(Dataset records)
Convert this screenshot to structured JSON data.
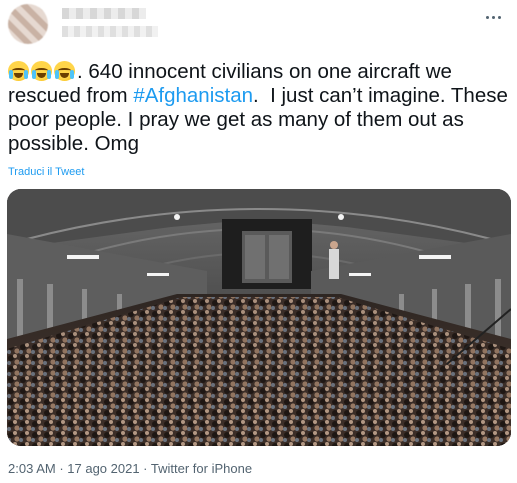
{
  "tweet": {
    "emoji_icons": [
      "loudly-crying-face-emoji",
      "loudly-crying-face-emoji",
      "loudly-crying-face-emoji"
    ],
    "text_part1": ". 640 innocent civilians on one aircraft we rescued from ",
    "hashtag": "#Afghanistan",
    "text_part2": ".  I just can’t imagine. These poor people. I pray we get as many of them out as possible. Omg",
    "translate_link": "Traduci il Tweet",
    "photo_description_icon": "aircraft-cargo-hold-photo"
  },
  "meta": {
    "time": "2:03 AM",
    "separator": " · ",
    "date": "17 ago 2021",
    "source": "Twitter for iPhone"
  },
  "colors": {
    "link": "#1d9bf0",
    "text": "#0f1419",
    "secondary": "#536471"
  }
}
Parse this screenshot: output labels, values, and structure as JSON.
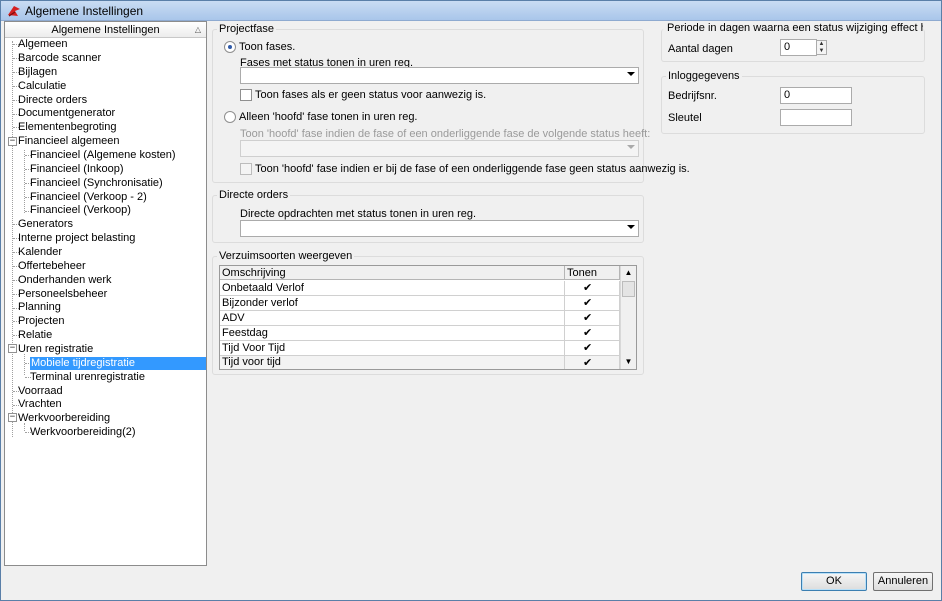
{
  "window": {
    "title": "Algemene Instellingen"
  },
  "tree": {
    "header": "Algemene Instellingen",
    "items": [
      {
        "label": "Algemeen"
      },
      {
        "label": "Barcode scanner"
      },
      {
        "label": "Bijlagen"
      },
      {
        "label": "Calculatie"
      },
      {
        "label": "Directe orders"
      },
      {
        "label": "Documentgenerator"
      },
      {
        "label": "Elementenbegroting"
      },
      {
        "label": "Financieel algemeen"
      },
      {
        "label": "Financieel (Algemene kosten)"
      },
      {
        "label": "Financieel (Inkoop)"
      },
      {
        "label": "Financieel (Synchronisatie)"
      },
      {
        "label": "Financieel (Verkoop - 2)"
      },
      {
        "label": "Financieel (Verkoop)"
      },
      {
        "label": "Generators"
      },
      {
        "label": "Interne project belasting"
      },
      {
        "label": "Kalender"
      },
      {
        "label": "Offertebeheer"
      },
      {
        "label": "Onderhanden werk"
      },
      {
        "label": "Personeelsbeheer"
      },
      {
        "label": "Planning"
      },
      {
        "label": "Projecten"
      },
      {
        "label": "Relatie"
      },
      {
        "label": "Uren registratie"
      },
      {
        "label": "Mobiele tijdregistratie"
      },
      {
        "label": "Terminal urenregistratie"
      },
      {
        "label": "Voorraad"
      },
      {
        "label": "Vrachten"
      },
      {
        "label": "Werkvoorbereiding"
      },
      {
        "label": "Werkvoorbereiding(2)"
      }
    ],
    "selected": "Mobiele tijdregistratie"
  },
  "projectfase": {
    "title": "Projectfase",
    "radio_toon_fases": "Toon fases.",
    "fases_status_label": "Fases met status tonen in uren reg.",
    "fases_status_value": "",
    "checkbox_geen_status": "Toon fases als er geen status voor aanwezig is.",
    "radio_alleen_hoofd": "Alleen 'hoofd' fase tonen in uren reg.",
    "hoofd_status_label": "Toon 'hoofd' fase indien de fase of een onderliggende fase de volgende status heeft:",
    "hoofd_status_value": "",
    "checkbox_hoofd_geen_status": "Toon 'hoofd' fase indien er bij de fase of een onderliggende fase geen status aanwezig is."
  },
  "directe_orders": {
    "title": "Directe orders",
    "label": "Directe opdrachten met status tonen in uren reg.",
    "value": ""
  },
  "verzuim": {
    "title": "Verzuimsoorten weergeven",
    "columns": [
      "Omschrijving",
      "Tonen"
    ],
    "rows": [
      {
        "omschrijving": "Onbetaald Verlof",
        "tonen": "✔"
      },
      {
        "omschrijving": "Bijzonder verlof",
        "tonen": "✔"
      },
      {
        "omschrijving": "ADV",
        "tonen": "✔"
      },
      {
        "omschrijving": "Feestdag",
        "tonen": "✔"
      },
      {
        "omschrijving": "Tijd Voor Tijd",
        "tonen": "✔"
      },
      {
        "omschrijving": "Tijd voor tijd",
        "tonen": "✔"
      }
    ]
  },
  "periode": {
    "title": "Periode in dagen waarna een status wijziging effect heeft op het",
    "aantal_dagen_label": "Aantal dagen",
    "aantal_dagen_value": "0"
  },
  "inlog": {
    "title": "Inloggegevens",
    "bedrijfsnr_label": "Bedrijfsnr.",
    "bedrijfsnr_value": "0",
    "sleutel_label": "Sleutel",
    "sleutel_value": ""
  },
  "buttons": {
    "ok": "OK",
    "annuleren": "Annuleren"
  },
  "colors": {
    "selection": "#3399ff",
    "titlebar": "#b9d1ee",
    "accent_icon": "#d42020"
  }
}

* Aim of the task
Retype every entry verbatim and exclude the pictures from the copy.

* Correct result
Convert this screenshot to structured JSON data.
{
  "tweet": {
    "emoji_icons": [
      "loudly-crying-face-emoji",
      "loudly-crying-face-emoji",
      "loudly-crying-face-emoji"
    ],
    "text_part1": ". 640 innocent civilians on one aircraft we rescued from ",
    "hashtag": "#Afghanistan",
    "text_part2": ".  I just can’t imagine. These poor people. I pray we get as many of them out as possible. Omg",
    "translate_link": "Traduci il Tweet",
    "photo_description_icon": "aircraft-cargo-hold-photo"
  },
  "meta": {
    "time": "2:03 AM",
    "separator": " · ",
    "date": "17 ago 2021",
    "source": "Twitter for iPhone"
  },
  "colors": {
    "link": "#1d9bf0",
    "text": "#0f1419",
    "secondary": "#536471"
  }
}
Parse this screenshot: output labels, values, and structure as JSON.
{
  "window": {
    "title": "Algemene Instellingen"
  },
  "tree": {
    "header": "Algemene Instellingen",
    "items": [
      {
        "label": "Algemeen"
      },
      {
        "label": "Barcode scanner"
      },
      {
        "label": "Bijlagen"
      },
      {
        "label": "Calculatie"
      },
      {
        "label": "Directe orders"
      },
      {
        "label": "Documentgenerator"
      },
      {
        "label": "Elementenbegroting"
      },
      {
        "label": "Financieel algemeen"
      },
      {
        "label": "Financieel (Algemene kosten)"
      },
      {
        "label": "Financieel (Inkoop)"
      },
      {
        "label": "Financieel (Synchronisatie)"
      },
      {
        "label": "Financieel (Verkoop - 2)"
      },
      {
        "label": "Financieel (Verkoop)"
      },
      {
        "label": "Generators"
      },
      {
        "label": "Interne project belasting"
      },
      {
        "label": "Kalender"
      },
      {
        "label": "Offertebeheer"
      },
      {
        "label": "Onderhanden werk"
      },
      {
        "label": "Personeelsbeheer"
      },
      {
        "label": "Planning"
      },
      {
        "label": "Projecten"
      },
      {
        "label": "Relatie"
      },
      {
        "label": "Uren registratie"
      },
      {
        "label": "Mobiele tijdregistratie"
      },
      {
        "label": "Terminal urenregistratie"
      },
      {
        "label": "Voorraad"
      },
      {
        "label": "Vrachten"
      },
      {
        "label": "Werkvoorbereiding"
      },
      {
        "label": "Werkvoorbereiding(2)"
      }
    ],
    "selected": "Mobiele tijdregistratie"
  },
  "projectfase": {
    "title": "Projectfase",
    "radio_toon_fases": "Toon fases.",
    "fases_status_label": "Fases met status tonen in uren reg.",
    "fases_status_value": "",
    "checkbox_geen_status": "Toon fases als er geen status voor aanwezig is.",
    "radio_alleen_hoofd": "Alleen 'hoofd' fase tonen in uren reg.",
    "hoofd_status_label": "Toon 'hoofd' fase indien de fase of een onderliggende fase de volgende status heeft:",
    "hoofd_status_value": "",
    "checkbox_hoofd_geen_status": "Toon 'hoofd' fase indien er bij de fase of een onderliggende fase geen status aanwezig is."
  },
  "directe_orders": {
    "title": "Directe orders",
    "label": "Directe opdrachten met status tonen in uren reg.",
    "value": ""
  },
  "verzuim": {
    "title": "Verzuimsoorten weergeven",
    "columns": [
      "Omschrijving",
      "Tonen"
    ],
    "rows": [
      {
        "omschrijving": "Onbetaald Verlof",
        "tonen": "✔"
      },
      {
        "omschrijving": "Bijzonder verlof",
        "tonen": "✔"
      },
      {
        "omschrijving": "ADV",
        "tonen": "✔"
      },
      {
        "omschrijving": "Feestdag",
        "tonen": "✔"
      },
      {
        "omschrijving": "Tijd Voor Tijd",
        "tonen": "✔"
      },
      {
        "omschrijving": "Tijd voor tijd",
        "tonen": "✔"
      }
    ]
  },
  "periode": {
    "title": "Periode in dagen waarna een status wijziging effect heeft op het",
    "aantal_dagen_label": "Aantal dagen",
    "aantal_dagen_value": "0"
  },
  "inlog": {
    "title": "Inloggegevens",
    "bedrijfsnr_label": "Bedrijfsnr.",
    "bedrijfsnr_value": "0",
    "sleutel_label": "Sleutel",
    "sleutel_value": ""
  },
  "buttons": {
    "ok": "OK",
    "annuleren": "Annuleren"
  },
  "colors": {
    "selection": "#3399ff",
    "titlebar": "#b9d1ee",
    "accent_icon": "#d42020"
  }
}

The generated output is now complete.